# Acción requerida A:
Según el fragmento sobre la cumbre del G7, ¿en qué año se celebró la primera cumbre?
# Acción requerida B:
Enumera todas las personas que aparecen mencionadas por su nombre en el fragmento sobre la cumbre del G7.
# Acción requerida C:
Escribe la continuación del fragmento sobre la cumbre del G7 a partir de su última oración.

**** Extracto seleccionado

La cumbre de Cornualles de este año tenía un guion
preestablecido más allá de la curiosidad por el estreno del presidente Biden en
el G7 o por la despedida de la canciller Merkel. Coronavirus, Clima y Comercio.
Las tres C estaban marcadas en todos los prontuarios de los estadistas. No
puede olvidarse que la cita del año 2020 fue suspendida por la pandemia y que
la Covid19 ha sumido al mundo en la mayor crisis desde la recesión financiera
de 2008. En no pocos países del mundo no se recordaban caídas de la actividad
económica desde la parálisis de las guerras mundiales del siglo pasado. Una
epidemia ha tenido que demostrar las fragilidades de las democracias liberales
que supuestamente, citando a Fukuyama, resolvían todas las necesidades del
hombre para siempre. La realidad es que los sistemas sanitarios de estos países
no han podido parar la tragedia de millones de infectados. Pero en una suerte
de deja vu de la primera cumbre de 1973 cuando se consiguió salvar la
desaparición del patrón oro, los ministros de finanzas del G7 se pusieron de
acuerdo (virtualmente) el año pasado en rescatar la economía con un potente
escudo de gasto público.
Clima, es la segunda palabra de los dosieres preparados para
los mandatorios. Clima o ESG como ahora prefieren referenciar los inversores.

********
**** Datos proporcionados

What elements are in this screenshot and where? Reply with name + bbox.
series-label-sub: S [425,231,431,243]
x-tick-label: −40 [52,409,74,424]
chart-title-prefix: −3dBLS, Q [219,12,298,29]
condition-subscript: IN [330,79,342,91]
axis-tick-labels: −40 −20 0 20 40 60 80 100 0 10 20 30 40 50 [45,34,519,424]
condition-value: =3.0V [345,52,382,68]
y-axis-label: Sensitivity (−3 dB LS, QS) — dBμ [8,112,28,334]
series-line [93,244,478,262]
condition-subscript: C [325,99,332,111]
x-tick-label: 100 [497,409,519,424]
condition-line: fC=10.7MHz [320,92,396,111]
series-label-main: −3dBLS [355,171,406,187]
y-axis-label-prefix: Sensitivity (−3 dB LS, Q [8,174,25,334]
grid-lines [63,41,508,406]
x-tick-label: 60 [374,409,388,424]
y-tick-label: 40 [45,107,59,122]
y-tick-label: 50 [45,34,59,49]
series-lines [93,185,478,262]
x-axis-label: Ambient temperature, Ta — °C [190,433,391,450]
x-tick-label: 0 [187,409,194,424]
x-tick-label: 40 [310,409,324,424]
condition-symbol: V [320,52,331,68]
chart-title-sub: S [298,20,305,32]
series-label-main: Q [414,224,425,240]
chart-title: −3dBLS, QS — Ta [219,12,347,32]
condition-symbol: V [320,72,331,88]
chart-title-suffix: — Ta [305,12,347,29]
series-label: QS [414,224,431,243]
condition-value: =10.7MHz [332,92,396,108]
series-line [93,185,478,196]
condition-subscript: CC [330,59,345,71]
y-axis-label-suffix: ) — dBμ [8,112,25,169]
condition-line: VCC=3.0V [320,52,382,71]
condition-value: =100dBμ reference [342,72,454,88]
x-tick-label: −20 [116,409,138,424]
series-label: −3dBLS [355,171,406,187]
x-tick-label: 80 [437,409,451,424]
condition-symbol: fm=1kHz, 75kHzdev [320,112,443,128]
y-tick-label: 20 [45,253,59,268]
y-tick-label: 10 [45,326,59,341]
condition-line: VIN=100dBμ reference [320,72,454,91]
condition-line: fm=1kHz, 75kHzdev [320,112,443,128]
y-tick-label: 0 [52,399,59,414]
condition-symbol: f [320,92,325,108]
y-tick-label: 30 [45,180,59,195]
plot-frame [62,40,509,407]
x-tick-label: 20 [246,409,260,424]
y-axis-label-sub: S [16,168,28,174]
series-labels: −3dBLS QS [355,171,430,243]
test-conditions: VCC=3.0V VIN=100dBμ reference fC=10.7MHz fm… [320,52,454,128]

********

# Respuesta A:
En 1973.

# Respuesta B:
Biden, Merkel y Fukuyama.

# Respuesta C:
El nuevo grial que perseguir se resume en ese acrónimo: sostenibilidad en
materia medio ambiental, social y de gobierno corporativo. No se trata
solamente de parar la degradación del medio ambiente sino también evitar el
alejamiento de la sociedad con la economía de mercado, que ha dado sentido al
G7. Economías y empresas con alma social es la forma de reinventar el
capitalismo hacia uno que se base en el propósito. Otra palabra mágica para
frenar el descontento creciente en las clases populares ante tanta desigualdad.
Y el tercer vocablo con la letra c, es el comercio. Término
que no ha dejado de estar presente en todas y cada una de las 47 cumbres
celebradas. El fallido acuerdo de la
posguerra para reducir aranceles aduaneros, GATT, dio paso en la década de los
noventa a la OMC (organización mundial del comercio) pero los países del G7 han
sufrido los cambios de rumbo de potencias como Rusia o China en esta materia.
Por no mencionar a Estados Unidos, ora Trump ora Nixon, defendiendo en cumbres
del G7 el proteccionismo en función de su agenda doméstica. Ahora los vientos
soplan a favor y en la “Declaración de Carbis Bay” que cerró la cumbre se coló
un recado para la política comercial china.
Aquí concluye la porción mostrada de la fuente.